** RECORDS FOR THE EXERCISE **
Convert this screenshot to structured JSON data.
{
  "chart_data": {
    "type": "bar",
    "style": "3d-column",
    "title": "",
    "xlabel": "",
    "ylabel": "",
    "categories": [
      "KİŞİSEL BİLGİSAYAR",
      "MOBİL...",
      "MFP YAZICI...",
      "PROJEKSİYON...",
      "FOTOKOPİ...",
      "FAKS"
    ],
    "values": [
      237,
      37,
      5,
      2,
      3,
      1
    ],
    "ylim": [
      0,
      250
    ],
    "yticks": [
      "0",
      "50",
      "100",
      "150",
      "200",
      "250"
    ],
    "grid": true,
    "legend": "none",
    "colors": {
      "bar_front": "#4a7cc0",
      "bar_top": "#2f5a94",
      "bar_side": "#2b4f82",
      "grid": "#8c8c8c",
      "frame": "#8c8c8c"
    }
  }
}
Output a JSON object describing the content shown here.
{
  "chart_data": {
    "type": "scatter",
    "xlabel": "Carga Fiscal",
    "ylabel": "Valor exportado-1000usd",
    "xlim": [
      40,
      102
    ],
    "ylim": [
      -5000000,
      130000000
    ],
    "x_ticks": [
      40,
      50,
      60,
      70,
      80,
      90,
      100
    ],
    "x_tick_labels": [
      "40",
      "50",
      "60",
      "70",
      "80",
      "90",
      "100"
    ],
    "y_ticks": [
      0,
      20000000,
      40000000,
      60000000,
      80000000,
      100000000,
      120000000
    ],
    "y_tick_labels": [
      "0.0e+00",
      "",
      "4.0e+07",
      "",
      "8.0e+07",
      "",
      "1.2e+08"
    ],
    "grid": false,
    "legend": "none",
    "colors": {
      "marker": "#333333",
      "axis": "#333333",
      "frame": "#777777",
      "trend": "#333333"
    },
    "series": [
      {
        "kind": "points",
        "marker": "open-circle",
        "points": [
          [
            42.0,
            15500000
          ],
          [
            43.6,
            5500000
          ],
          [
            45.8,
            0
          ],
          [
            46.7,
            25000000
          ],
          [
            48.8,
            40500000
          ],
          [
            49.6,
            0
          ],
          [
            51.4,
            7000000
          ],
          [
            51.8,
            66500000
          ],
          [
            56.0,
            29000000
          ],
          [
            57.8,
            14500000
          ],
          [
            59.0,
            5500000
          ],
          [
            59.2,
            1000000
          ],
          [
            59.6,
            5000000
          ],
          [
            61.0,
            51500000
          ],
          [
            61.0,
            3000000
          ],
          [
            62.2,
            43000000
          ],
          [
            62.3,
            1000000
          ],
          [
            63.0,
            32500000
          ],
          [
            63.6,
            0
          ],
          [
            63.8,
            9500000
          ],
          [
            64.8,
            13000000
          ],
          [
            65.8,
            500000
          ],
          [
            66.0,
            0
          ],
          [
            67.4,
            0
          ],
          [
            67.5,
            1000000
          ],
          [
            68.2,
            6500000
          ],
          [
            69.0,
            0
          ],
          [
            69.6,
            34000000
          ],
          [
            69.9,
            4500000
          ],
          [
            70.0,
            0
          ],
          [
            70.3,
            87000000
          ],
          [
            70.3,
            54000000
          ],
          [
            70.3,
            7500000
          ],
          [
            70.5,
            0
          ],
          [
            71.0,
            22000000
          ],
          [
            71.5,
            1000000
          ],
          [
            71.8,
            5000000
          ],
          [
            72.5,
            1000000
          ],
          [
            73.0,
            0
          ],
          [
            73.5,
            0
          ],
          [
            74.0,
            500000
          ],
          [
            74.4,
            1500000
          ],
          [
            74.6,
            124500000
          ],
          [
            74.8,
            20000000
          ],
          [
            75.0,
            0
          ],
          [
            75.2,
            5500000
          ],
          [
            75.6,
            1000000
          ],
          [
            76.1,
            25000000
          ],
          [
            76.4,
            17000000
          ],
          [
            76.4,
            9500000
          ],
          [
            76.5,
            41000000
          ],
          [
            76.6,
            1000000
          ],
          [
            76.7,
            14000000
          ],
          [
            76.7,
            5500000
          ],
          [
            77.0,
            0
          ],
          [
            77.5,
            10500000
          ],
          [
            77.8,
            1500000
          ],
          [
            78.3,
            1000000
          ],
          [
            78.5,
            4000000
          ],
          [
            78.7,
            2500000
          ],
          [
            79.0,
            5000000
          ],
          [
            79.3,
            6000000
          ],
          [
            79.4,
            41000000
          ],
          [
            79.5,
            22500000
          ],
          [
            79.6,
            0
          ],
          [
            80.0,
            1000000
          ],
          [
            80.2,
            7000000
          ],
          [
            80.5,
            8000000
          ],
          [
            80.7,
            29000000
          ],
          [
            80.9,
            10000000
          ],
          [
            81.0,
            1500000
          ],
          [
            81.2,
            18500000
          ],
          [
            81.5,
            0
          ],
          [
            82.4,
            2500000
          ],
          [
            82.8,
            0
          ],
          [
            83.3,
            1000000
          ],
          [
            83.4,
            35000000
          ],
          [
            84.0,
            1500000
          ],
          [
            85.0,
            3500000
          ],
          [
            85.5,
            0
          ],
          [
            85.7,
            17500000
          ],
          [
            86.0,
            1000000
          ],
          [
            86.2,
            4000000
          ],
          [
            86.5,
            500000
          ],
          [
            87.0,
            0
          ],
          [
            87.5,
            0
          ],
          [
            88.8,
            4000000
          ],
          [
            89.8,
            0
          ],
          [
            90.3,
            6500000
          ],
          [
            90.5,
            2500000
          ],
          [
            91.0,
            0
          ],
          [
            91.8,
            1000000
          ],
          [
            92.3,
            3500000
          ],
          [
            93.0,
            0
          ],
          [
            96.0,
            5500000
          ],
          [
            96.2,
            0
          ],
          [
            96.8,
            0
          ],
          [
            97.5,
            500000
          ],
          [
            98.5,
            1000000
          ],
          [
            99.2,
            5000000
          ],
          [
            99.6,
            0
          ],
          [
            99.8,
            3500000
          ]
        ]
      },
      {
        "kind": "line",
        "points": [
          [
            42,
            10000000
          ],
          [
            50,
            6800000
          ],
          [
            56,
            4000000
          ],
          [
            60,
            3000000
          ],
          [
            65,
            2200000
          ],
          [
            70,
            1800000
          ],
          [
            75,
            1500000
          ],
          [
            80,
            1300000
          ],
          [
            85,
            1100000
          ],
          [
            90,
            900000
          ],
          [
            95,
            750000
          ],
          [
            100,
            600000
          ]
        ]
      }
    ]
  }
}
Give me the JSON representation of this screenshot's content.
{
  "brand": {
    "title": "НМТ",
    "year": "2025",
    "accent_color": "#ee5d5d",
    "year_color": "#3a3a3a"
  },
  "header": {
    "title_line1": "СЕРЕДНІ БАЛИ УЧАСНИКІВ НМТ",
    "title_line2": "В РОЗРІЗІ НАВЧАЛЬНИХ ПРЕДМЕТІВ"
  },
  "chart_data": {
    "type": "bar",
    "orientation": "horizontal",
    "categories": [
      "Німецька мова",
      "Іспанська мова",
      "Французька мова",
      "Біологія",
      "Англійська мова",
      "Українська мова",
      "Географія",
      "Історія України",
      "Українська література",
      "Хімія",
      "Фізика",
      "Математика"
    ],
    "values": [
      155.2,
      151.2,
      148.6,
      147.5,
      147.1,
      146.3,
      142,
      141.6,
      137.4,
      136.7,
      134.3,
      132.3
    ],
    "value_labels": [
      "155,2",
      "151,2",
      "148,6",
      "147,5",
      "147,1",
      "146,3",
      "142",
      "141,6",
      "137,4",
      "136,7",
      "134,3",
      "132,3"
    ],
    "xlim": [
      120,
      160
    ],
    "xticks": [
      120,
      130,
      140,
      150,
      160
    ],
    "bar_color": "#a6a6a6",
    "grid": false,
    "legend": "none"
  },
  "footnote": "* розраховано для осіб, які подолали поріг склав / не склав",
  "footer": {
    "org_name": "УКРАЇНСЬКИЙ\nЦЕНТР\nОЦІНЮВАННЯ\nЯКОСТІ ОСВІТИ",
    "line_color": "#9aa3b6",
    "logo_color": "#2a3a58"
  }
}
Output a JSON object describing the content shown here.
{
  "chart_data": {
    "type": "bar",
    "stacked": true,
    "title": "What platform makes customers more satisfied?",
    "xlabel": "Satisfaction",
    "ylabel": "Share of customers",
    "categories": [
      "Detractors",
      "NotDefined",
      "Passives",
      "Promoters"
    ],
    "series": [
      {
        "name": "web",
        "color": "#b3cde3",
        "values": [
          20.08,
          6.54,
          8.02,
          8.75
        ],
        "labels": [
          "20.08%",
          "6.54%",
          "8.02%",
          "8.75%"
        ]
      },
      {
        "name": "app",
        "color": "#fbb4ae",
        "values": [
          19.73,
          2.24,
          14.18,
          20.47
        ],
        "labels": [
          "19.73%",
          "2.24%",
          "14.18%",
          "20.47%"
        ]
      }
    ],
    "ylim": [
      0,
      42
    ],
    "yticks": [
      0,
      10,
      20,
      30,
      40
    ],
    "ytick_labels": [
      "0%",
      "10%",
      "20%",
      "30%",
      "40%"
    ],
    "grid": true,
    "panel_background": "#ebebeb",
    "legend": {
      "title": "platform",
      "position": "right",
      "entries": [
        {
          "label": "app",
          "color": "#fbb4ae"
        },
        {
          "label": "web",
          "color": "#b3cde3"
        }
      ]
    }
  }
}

** TASK STATEMENT **
Go through the listing above and pull out each line containing the word "ylabel".

** SOLUTION FOR THIS TASK **
    "ylabel": "",
    "ylabel": "Valor exportado-1000usd",
    "ylabel": "Share of customers",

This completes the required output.